— START OF DATASET —

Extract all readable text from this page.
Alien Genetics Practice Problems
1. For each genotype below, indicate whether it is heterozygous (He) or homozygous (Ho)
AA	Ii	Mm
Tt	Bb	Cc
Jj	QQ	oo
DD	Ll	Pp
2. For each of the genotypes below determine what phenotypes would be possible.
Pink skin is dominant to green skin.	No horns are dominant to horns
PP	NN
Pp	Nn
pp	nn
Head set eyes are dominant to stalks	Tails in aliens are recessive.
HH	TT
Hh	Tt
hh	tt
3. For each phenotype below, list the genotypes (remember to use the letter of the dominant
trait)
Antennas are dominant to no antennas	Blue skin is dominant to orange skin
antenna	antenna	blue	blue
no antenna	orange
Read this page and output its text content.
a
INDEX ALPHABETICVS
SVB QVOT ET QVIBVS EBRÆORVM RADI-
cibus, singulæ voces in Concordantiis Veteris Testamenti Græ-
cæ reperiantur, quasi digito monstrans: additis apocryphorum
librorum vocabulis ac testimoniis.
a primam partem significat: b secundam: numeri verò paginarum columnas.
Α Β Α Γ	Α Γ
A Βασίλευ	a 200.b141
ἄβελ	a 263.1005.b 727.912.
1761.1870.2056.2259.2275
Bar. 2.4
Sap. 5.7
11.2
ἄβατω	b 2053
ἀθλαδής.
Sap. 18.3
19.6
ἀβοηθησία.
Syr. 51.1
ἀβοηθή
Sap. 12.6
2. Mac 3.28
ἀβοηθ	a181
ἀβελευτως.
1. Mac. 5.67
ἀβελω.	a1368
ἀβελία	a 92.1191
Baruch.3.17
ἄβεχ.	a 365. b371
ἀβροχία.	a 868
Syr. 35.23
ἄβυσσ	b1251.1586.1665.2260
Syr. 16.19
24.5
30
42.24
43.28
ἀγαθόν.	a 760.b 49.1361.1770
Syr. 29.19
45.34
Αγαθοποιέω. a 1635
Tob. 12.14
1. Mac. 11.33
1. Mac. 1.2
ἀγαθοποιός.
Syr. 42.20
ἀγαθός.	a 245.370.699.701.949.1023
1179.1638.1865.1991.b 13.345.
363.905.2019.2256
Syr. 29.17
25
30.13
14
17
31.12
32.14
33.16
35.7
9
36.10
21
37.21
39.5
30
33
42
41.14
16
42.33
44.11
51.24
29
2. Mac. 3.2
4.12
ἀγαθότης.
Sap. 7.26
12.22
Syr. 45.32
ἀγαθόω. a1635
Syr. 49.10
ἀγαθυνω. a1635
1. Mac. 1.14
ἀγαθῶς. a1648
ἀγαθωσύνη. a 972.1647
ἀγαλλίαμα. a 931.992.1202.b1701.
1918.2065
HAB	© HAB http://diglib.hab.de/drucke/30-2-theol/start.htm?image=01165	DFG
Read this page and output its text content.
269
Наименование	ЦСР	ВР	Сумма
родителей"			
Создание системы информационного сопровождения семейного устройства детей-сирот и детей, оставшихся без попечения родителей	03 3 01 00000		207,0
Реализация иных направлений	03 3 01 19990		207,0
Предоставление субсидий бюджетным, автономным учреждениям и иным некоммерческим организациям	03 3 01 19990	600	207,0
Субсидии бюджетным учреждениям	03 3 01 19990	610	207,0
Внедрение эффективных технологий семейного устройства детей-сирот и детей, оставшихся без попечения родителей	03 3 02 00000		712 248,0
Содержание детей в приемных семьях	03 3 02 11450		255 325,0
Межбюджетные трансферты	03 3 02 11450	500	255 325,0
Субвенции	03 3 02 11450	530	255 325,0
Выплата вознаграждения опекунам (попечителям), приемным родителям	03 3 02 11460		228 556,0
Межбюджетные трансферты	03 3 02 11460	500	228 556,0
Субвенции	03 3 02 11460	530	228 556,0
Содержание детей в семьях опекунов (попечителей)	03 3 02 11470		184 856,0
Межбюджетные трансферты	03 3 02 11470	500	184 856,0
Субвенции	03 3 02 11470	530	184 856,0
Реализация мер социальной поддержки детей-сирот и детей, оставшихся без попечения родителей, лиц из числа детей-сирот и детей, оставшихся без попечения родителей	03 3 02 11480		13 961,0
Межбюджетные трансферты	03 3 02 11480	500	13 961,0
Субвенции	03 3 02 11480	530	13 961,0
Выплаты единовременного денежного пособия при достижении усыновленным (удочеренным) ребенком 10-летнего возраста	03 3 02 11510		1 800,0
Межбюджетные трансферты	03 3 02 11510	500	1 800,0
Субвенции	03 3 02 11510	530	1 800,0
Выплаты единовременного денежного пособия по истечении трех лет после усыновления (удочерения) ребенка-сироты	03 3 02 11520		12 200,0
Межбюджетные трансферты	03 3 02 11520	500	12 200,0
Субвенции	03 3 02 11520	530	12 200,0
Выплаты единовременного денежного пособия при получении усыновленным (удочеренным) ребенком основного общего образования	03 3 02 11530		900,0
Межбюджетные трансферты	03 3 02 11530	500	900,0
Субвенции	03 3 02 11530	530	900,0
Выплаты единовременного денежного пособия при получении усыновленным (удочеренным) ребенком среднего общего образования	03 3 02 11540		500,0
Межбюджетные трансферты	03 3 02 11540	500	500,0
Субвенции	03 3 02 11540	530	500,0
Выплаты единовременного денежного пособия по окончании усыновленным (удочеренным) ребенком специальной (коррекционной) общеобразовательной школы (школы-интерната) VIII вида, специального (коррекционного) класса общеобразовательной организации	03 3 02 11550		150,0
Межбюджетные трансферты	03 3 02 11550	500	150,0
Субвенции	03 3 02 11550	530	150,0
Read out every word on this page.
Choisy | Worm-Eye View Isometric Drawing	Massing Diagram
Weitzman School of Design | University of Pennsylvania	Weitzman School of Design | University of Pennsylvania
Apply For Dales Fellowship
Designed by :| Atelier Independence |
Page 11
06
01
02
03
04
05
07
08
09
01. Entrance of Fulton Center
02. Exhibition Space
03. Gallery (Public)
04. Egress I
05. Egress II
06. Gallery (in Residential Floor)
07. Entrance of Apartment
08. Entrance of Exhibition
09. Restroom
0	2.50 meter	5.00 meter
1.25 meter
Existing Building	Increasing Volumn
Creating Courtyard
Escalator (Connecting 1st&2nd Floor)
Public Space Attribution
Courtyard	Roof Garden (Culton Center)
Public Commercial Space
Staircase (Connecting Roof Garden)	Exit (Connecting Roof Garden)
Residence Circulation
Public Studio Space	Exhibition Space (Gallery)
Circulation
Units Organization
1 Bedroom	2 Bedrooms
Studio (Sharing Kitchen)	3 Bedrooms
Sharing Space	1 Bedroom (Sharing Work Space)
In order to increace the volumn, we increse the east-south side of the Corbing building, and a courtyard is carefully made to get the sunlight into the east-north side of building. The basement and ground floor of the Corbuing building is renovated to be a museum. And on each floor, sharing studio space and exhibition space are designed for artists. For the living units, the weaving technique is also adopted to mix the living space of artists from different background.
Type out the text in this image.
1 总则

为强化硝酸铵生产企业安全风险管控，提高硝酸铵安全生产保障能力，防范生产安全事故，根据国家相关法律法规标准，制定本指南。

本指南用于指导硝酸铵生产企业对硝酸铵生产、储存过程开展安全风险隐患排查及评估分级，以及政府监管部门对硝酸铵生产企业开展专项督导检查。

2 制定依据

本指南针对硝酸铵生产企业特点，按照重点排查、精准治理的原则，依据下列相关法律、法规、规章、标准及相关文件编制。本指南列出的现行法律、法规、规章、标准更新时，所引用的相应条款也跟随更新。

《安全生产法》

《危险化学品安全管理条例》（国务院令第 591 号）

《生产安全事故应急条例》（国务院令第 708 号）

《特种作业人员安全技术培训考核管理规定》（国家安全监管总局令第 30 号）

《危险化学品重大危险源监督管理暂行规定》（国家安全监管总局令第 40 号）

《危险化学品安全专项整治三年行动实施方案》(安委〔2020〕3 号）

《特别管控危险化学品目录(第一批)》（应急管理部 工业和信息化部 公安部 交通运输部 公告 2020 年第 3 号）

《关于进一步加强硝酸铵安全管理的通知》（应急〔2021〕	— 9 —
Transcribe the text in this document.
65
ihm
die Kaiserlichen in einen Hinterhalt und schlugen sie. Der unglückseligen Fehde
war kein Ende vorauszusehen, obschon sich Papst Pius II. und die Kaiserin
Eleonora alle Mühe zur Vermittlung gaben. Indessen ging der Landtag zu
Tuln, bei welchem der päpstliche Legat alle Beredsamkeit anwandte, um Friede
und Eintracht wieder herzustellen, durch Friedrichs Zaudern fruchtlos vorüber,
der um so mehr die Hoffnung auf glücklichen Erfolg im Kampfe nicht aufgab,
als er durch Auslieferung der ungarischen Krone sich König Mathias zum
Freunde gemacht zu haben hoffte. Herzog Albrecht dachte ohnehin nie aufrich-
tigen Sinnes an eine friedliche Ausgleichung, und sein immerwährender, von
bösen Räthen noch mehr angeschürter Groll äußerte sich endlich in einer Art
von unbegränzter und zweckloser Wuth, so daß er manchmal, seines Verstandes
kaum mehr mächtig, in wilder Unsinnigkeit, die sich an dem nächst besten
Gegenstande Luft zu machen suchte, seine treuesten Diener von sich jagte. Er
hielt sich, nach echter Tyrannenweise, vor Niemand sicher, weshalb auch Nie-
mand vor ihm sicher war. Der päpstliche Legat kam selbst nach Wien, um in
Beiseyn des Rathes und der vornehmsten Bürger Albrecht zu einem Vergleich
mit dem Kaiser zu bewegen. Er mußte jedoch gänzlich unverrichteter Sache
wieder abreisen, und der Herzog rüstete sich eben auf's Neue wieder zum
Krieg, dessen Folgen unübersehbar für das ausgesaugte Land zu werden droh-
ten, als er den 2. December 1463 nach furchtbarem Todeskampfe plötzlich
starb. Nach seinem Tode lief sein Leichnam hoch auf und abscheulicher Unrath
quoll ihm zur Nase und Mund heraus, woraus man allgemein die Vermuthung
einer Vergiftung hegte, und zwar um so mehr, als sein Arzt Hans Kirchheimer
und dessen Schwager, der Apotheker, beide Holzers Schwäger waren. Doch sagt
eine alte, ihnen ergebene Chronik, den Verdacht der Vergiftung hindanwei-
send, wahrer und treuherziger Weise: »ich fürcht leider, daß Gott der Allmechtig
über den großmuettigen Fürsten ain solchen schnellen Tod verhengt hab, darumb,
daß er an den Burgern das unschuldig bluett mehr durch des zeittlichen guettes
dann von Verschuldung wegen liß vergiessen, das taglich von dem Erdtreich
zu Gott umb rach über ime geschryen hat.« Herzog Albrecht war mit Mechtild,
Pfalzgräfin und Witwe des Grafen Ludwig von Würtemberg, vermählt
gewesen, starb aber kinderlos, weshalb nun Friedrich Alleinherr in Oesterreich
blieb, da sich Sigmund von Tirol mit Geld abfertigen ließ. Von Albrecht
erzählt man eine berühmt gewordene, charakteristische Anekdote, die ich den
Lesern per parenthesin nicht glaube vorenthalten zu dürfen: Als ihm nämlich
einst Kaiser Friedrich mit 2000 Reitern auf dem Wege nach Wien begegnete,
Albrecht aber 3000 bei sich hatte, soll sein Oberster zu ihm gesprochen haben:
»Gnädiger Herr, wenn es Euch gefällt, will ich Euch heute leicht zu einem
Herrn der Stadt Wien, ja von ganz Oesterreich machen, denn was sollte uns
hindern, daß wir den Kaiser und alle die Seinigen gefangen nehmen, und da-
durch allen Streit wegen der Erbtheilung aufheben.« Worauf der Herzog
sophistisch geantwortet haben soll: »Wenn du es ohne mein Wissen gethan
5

— END OF DATASET —

**SET EXERCISE**
What is the number of lines in the data above that include the word "Vergiftung"? Answer with that number only.

**ANSWER BELOW**
2